[start of Entries shown]

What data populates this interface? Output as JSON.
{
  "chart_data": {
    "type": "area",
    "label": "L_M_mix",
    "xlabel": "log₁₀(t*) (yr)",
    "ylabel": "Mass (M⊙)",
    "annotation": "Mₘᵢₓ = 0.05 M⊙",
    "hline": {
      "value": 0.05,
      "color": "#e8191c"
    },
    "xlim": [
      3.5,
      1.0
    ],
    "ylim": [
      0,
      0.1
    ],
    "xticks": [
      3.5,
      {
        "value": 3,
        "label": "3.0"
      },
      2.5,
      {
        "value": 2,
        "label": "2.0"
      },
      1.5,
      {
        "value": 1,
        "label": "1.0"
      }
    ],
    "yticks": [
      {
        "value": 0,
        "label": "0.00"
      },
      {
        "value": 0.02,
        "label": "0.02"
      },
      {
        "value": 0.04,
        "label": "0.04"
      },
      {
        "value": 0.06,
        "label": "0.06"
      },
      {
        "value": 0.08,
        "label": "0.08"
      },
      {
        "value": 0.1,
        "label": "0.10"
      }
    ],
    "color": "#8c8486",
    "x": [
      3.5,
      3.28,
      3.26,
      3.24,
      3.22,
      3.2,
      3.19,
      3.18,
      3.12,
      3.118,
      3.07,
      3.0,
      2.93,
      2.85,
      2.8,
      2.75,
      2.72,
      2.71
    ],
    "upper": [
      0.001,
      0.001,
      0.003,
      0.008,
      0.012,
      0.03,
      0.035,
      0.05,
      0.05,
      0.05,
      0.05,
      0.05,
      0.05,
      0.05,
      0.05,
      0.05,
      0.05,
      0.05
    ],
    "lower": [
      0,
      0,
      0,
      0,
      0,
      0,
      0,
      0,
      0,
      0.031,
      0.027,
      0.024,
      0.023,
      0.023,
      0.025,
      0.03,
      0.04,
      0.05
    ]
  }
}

[end of Entries shown]

Task :: Take the entries above and transcribe them in full.

Response to this task ::
What data populates this interface? Output as JSON.
{
  "chart_data": {
    "type": "area",
    "label": "L_M_mix",
    "xlabel": "log₁₀(t*) (yr)",
    "ylabel": "Mass (M⊙)",
    "annotation": "Mₘᵢₓ = 0.05 M⊙",
    "hline": {
      "value": 0.05,
      "color": "#e8191c"
    },
    "xlim": [
      3.5,
      1.0
    ],
    "ylim": [
      0,
      0.1
    ],
    "xticks": [
      3.5,
      {
        "value": 3,
        "label": "3.0"
      },
      2.5,
      {
        "value": 2,
        "label": "2.0"
      },
      1.5,
      {
        "value": 1,
        "label": "1.0"
      }
    ],
    "yticks": [
      {
        "value": 0,
        "label": "0.00"
      },
      {
        "value": 0.02,
        "label": "0.02"
      },
      {
        "value": 0.04,
        "label": "0.04"
      },
      {
        "value": 0.06,
        "label": "0.06"
      },
      {
        "value": 0.08,
        "label": "0.08"
      },
      {
        "value": 0.1,
        "label": "0.10"
      }
    ],
    "color": "#8c8486",
    "x": [
      3.5,
      3.28,
      3.26,
      3.24,
      3.22,
      3.2,
      3.19,
      3.18,
      3.12,
      3.118,
      3.07,
      3.0,
      2.93,
      2.85,
      2.8,
      2.75,
      2.72,
      2.71
    ],
    "upper": [
      0.001,
      0.001,
      0.003,
      0.008,
      0.012,
      0.03,
      0.035,
      0.05,
      0.05,
      0.05,
      0.05,
      0.05,
      0.05,
      0.05,
      0.05,
      0.05,
      0.05,
      0.05
    ],
    "lower": [
      0,
      0,
      0,
      0,
      0,
      0,
      0,
      0,
      0,
      0.031,
      0.027,
      0.024,
      0.023,
      0.023,
      0.025,
      0.03,
      0.04,
      0.05
    ]
  }
}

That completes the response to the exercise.